Exercise details:
The data below needs to be returned exactly, line for line.
___ Supplied material
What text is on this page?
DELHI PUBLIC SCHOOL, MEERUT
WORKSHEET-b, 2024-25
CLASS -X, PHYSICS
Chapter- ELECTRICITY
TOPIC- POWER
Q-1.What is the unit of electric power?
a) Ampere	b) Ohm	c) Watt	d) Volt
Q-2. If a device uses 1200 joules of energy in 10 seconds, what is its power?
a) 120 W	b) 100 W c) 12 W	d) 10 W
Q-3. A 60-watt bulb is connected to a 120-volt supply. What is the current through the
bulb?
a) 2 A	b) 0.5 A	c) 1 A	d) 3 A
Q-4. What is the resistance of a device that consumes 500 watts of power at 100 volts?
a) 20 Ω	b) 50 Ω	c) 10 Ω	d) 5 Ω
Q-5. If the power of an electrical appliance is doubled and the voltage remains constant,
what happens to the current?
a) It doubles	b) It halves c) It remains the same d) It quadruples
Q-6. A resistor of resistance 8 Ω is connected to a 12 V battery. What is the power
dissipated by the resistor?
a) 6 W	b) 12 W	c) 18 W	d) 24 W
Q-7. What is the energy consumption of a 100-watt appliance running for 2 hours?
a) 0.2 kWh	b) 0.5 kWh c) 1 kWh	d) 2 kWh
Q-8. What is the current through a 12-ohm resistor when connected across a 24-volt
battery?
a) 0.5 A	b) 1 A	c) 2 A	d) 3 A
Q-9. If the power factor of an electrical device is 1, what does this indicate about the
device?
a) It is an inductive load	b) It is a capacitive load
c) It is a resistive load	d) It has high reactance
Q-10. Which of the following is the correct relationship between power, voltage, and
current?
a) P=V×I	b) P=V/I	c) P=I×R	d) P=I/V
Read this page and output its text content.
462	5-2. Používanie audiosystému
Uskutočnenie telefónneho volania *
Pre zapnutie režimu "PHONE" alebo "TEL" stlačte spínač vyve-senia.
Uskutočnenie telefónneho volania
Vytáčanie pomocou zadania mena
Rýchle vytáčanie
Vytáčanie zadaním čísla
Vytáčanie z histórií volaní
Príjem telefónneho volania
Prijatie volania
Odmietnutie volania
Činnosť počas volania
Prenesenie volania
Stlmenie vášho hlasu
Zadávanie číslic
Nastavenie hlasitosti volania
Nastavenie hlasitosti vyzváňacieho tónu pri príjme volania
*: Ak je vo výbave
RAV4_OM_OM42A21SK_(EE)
______
Exercise answer:
What text is on this page?
DELHI PUBLIC SCHOOL, MEERUT
WORKSHEET-b, 2024-25
CLASS -X, PHYSICS
Chapter- ELECTRICITY
TOPIC- POWER
Q-1.What is the unit of electric power?
a) Ampere	b) Ohm	c) Watt	d) Volt
Q-2. If a device uses 1200 joules of energy in 10 seconds, what is its power?
a) 120 W	b) 100 W c) 12 W	d) 10 W
Q-3. A 60-watt bulb is connected to a 120-volt supply. What is the current through the
bulb?
a) 2 A	b) 0.5 A	c) 1 A	d) 3 A
Q-4. What is the resistance of a device that consumes 500 watts of power at 100 volts?
a) 20 Ω	b) 50 Ω	c) 10 Ω	d) 5 Ω
Q-5. If the power of an electrical appliance is doubled and the voltage remains constant,
what happens to the current?
a) It doubles	b) It halves c) It remains the same d) It quadruples
Q-6. A resistor of resistance 8 Ω is connected to a 12 V battery. What is the power
dissipated by the resistor?
a) 6 W	b) 12 W	c) 18 W	d) 24 W
Q-7. What is the energy consumption of a 100-watt appliance running for 2 hours?
a) 0.2 kWh	b) 0.5 kWh c) 1 kWh	d) 2 kWh
Q-8. What is the current through a 12-ohm resistor when connected across a 24-volt
battery?
a) 0.5 A	b) 1 A	c) 2 A	d) 3 A
Q-9. If the power factor of an electrical device is 1, what does this indicate about the
device?
a) It is an inductive load	b) It is a capacitive load
c) It is a resistive load	d) It has high reactance
Q-10. Which of the following is the correct relationship between power, voltage, and
current?
a) P=V×I	b) P=V/I	c) P=I×R	d) P=I/V
Read this page and output its text content.
462	5-2. Používanie audiosystému
Uskutočnenie telefónneho volania *
Pre zapnutie režimu "PHONE" alebo "TEL" stlačte spínač vyve-senia.
Uskutočnenie telefónneho volania
Vytáčanie pomocou zadania mena
Rýchle vytáčanie
Vytáčanie zadaním čísla
Vytáčanie z histórií volaní
Príjem telefónneho volania
Prijatie volania
Odmietnutie volania
Činnosť počas volania
Prenesenie volania
Stlmenie vášho hlasu
Zadávanie číslic
Nastavenie hlasitosti volania
Nastavenie hlasitosti vyzváňacieho tónu pri príjme volania
*: Ak je vo výbave
RAV4_OM_OM42A21SK_(EE)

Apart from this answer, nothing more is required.